Exercise data »
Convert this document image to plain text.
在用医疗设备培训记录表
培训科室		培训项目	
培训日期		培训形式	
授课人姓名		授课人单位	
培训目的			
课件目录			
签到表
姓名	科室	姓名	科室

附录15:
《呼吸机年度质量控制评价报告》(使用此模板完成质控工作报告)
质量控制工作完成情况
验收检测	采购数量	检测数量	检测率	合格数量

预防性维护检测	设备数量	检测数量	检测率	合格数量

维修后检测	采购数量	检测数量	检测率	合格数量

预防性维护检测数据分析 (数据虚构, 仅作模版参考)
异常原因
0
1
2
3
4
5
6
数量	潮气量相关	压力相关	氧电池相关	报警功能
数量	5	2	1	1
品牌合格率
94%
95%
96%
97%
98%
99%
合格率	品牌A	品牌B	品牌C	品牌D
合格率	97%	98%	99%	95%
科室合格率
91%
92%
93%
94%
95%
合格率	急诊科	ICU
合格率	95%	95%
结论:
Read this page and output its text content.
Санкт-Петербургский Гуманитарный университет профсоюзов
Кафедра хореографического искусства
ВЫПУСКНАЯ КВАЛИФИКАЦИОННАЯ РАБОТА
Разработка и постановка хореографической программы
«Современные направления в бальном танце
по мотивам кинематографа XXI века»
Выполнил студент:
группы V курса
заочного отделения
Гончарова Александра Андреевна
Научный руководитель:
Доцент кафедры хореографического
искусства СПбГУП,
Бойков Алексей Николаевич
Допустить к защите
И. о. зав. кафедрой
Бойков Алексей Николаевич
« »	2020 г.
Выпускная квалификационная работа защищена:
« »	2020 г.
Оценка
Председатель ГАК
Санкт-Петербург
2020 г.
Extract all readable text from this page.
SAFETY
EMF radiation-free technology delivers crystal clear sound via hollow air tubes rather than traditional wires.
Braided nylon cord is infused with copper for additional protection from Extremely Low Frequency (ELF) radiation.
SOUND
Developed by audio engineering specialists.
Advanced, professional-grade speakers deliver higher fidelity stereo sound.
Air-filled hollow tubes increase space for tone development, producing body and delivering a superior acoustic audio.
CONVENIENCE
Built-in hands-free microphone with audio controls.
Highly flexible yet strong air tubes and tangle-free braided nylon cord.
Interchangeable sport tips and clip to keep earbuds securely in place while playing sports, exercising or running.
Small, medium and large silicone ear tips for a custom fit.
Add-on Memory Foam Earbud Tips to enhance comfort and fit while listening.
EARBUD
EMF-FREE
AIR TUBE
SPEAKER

Objective » Transcribe the data. Leave every line exactly as it is.

Output of the exercise »
Convert this document image to plain text.
在用医疗设备培训记录表
培训科室		培训项目	
培训日期		培训形式	
授课人姓名		授课人单位	
培训目的			
课件目录			
签到表
姓名	科室	姓名	科室

附录15:
《呼吸机年度质量控制评价报告》(使用此模板完成质控工作报告)
质量控制工作完成情况
验收检测	采购数量	检测数量	检测率	合格数量

预防性维护检测	设备数量	检测数量	检测率	合格数量

维修后检测	采购数量	检测数量	检测率	合格数量

预防性维护检测数据分析 (数据虚构, 仅作模版参考)
异常原因
0
1
2
3
4
5
6
数量	潮气量相关	压力相关	氧电池相关	报警功能
数量	5	2	1	1
品牌合格率
94%
95%
96%
97%
98%
99%
合格率	品牌A	品牌B	品牌C	品牌D
合格率	97%	98%	99%	95%
科室合格率
91%
92%
93%
94%
95%
合格率	急诊科	ICU
合格率	95%	95%
结论:
Read this page and output its text content.
Санкт-Петербургский Гуманитарный университет профсоюзов
Кафедра хореографического искусства
ВЫПУСКНАЯ КВАЛИФИКАЦИОННАЯ РАБОТА
Разработка и постановка хореографической программы
«Современные направления в бальном танце
по мотивам кинематографа XXI века»
Выполнил студент:
группы V курса
заочного отделения
Гончарова Александра Андреевна
Научный руководитель:
Доцент кафедры хореографического
искусства СПбГУП,
Бойков Алексей Николаевич
Допустить к защите
И. о. зав. кафедрой
Бойков Алексей Николаевич
« »	2020 г.
Выпускная квалификационная работа защищена:
« »	2020 г.
Оценка
Председатель ГАК
Санкт-Петербург
2020 г.
Extract all readable text from this page.
SAFETY
EMF radiation-free technology delivers crystal clear sound via hollow air tubes rather than traditional wires.
Braided nylon cord is infused with copper for additional protection from Extremely Low Frequency (ELF) radiation.
SOUND
Developed by audio engineering specialists.
Advanced, professional-grade speakers deliver higher fidelity stereo sound.
Air-filled hollow tubes increase space for tone development, producing body and delivering a superior acoustic audio.
CONVENIENCE
Built-in hands-free microphone with audio controls.
Highly flexible yet strong air tubes and tangle-free braided nylon cord.
Interchangeable sport tips and clip to keep earbuds securely in place while playing sports, exercising or running.
Small, medium and large silicone ear tips for a custom fit.
Add-on Memory Foam Earbud Tips to enhance comfort and fit while listening.
EARBUD
EMF-FREE
AIR TUBE
SPEAKER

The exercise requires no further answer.